▶ Excerpted data:

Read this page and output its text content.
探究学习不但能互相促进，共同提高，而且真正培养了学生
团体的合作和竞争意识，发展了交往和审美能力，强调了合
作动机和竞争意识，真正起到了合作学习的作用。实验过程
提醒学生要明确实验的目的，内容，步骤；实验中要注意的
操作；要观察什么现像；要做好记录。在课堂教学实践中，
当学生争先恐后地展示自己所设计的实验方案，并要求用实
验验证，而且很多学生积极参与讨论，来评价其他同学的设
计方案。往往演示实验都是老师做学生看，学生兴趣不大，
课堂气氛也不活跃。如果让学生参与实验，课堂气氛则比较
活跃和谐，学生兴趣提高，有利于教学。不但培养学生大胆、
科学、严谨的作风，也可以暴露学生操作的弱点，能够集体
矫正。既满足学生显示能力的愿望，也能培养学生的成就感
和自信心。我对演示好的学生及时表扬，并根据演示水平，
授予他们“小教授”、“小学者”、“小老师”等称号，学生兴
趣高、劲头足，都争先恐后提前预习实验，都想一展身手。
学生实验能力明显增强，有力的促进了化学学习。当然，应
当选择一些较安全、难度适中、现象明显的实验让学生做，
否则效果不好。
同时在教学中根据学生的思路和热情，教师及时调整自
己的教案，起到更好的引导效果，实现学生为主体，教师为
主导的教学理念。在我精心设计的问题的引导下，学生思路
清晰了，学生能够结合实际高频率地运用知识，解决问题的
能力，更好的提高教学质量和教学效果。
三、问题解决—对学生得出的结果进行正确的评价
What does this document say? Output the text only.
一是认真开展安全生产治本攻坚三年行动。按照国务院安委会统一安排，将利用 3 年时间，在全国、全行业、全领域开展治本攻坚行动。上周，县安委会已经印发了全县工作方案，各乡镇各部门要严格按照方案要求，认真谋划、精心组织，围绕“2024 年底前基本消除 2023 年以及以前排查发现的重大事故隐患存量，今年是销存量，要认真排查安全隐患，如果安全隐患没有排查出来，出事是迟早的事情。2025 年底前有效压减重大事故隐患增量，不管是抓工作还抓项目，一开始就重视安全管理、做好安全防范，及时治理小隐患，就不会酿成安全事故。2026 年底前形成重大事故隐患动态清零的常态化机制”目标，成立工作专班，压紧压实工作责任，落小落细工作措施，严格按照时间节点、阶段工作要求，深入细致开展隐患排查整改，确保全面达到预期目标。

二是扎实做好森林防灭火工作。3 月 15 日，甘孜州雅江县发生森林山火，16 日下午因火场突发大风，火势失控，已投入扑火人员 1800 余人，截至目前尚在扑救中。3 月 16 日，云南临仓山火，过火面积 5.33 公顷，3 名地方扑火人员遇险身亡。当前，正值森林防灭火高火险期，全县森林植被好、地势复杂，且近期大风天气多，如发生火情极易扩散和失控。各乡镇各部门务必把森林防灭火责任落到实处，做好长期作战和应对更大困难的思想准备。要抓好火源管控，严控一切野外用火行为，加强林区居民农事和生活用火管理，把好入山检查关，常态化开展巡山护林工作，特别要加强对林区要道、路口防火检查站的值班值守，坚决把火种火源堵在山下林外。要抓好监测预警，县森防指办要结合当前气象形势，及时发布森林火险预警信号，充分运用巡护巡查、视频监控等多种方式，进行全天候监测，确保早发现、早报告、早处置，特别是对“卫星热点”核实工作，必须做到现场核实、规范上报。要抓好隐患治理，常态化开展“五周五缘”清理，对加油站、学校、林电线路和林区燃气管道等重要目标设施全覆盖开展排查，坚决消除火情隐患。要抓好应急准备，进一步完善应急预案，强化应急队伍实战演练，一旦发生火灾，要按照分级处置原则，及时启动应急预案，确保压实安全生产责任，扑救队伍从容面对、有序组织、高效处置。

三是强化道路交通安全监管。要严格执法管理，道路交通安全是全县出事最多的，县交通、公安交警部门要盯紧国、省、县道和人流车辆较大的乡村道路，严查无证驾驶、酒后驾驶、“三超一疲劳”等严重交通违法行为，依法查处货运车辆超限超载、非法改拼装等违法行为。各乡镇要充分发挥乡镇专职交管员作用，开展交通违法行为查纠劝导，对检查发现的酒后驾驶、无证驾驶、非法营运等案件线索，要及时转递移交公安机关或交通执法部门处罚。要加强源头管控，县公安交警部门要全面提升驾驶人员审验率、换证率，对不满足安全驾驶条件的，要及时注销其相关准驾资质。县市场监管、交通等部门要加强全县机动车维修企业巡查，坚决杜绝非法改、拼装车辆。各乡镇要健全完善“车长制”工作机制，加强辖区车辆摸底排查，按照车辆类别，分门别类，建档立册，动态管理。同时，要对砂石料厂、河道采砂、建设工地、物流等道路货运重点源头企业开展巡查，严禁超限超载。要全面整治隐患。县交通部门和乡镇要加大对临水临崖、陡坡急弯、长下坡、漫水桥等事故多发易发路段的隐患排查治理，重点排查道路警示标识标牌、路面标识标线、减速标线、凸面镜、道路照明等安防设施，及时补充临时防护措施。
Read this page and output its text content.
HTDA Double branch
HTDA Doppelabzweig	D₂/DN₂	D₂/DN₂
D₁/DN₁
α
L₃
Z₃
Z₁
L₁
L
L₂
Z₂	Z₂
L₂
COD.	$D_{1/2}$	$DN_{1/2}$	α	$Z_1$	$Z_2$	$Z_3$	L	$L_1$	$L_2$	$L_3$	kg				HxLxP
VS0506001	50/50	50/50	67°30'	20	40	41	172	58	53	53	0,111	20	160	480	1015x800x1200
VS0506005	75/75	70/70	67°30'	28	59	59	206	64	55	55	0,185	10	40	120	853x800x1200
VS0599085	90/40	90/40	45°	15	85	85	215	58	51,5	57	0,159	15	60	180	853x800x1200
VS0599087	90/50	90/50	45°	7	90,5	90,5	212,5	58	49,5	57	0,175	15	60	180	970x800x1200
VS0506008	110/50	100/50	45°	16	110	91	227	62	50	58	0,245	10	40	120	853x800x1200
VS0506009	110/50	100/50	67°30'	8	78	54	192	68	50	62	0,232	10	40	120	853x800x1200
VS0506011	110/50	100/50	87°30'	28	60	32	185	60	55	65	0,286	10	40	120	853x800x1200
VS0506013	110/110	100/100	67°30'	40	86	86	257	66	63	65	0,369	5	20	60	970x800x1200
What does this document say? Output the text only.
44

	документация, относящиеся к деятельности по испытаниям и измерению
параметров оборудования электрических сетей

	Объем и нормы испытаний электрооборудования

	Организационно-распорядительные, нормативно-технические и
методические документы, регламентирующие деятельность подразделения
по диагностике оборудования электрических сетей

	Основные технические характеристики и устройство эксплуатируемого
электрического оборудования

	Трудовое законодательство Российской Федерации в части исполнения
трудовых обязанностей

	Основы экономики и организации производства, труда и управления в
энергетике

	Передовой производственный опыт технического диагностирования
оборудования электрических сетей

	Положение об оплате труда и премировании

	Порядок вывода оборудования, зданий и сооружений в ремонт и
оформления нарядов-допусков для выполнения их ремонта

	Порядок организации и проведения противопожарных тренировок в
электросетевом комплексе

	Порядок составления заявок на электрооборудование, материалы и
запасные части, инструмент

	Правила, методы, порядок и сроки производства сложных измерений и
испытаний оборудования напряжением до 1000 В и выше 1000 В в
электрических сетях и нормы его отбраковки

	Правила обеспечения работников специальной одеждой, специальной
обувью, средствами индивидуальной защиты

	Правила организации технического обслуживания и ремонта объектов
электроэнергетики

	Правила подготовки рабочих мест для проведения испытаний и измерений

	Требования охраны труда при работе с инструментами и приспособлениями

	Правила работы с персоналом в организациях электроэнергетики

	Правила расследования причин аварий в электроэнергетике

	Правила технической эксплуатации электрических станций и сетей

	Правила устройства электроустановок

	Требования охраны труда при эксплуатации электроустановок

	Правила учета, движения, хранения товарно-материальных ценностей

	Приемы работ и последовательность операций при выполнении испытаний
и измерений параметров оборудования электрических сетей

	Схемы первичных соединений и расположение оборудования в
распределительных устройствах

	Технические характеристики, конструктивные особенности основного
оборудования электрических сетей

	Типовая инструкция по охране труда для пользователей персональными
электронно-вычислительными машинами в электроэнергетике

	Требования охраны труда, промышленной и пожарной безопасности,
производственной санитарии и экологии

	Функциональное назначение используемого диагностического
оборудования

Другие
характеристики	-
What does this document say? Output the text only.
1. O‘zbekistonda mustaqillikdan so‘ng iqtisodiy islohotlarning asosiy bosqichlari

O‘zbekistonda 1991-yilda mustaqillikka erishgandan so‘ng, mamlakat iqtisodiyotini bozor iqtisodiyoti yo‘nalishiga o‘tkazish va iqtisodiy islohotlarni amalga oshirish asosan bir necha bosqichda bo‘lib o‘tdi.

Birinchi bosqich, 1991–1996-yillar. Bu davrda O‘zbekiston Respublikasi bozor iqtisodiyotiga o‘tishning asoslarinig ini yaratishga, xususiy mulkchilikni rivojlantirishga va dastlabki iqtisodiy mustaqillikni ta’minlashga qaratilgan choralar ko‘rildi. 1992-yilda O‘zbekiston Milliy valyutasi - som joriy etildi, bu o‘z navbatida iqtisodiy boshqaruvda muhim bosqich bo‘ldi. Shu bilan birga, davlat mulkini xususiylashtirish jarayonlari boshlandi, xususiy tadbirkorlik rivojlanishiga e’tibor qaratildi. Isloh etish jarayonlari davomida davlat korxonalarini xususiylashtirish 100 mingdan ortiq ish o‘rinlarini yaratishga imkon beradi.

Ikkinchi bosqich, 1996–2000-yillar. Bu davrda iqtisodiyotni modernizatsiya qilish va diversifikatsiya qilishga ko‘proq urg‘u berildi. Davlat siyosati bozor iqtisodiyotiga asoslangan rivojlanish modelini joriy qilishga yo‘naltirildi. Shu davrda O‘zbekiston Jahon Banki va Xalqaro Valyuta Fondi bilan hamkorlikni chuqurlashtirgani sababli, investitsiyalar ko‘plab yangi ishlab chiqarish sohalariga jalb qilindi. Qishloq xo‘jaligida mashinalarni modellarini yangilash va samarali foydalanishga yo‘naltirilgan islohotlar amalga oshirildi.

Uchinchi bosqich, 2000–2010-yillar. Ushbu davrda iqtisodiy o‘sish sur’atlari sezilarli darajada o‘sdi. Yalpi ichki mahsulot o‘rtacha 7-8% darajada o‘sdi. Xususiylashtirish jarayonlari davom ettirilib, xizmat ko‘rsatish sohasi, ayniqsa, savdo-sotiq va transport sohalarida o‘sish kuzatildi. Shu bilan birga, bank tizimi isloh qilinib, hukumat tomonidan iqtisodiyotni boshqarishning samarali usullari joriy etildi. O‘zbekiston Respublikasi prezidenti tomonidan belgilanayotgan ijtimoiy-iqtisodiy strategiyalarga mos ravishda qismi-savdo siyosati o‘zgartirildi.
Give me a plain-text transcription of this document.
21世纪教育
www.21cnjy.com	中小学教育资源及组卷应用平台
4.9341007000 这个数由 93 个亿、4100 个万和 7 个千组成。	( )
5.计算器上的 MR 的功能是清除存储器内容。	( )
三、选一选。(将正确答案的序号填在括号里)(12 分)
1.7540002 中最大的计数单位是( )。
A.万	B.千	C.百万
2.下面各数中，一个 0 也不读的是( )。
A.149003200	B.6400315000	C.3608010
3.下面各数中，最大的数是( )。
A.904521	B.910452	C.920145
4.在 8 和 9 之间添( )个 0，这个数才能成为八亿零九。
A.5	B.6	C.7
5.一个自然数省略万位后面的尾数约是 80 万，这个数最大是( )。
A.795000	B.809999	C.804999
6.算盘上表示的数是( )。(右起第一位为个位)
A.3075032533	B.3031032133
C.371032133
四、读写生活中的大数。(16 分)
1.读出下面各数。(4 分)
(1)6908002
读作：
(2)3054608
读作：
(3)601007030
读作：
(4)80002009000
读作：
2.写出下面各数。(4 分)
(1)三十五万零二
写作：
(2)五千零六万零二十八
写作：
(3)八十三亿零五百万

▶ What to do: Using the records above, copy each line that contains "труда".

▶ Solved exercise:
	Основы экономики и организации производства, труда и управления в
	Положение об оплате труда и премировании
	Требования охраны труда при работе с инструментами и приспособлениями
	Требования охраны труда при эксплуатации электроустановок
	Типовая инструкция по охране труда для пользователей персональными
	Требования охраны труда, промышленной и пожарной безопасности,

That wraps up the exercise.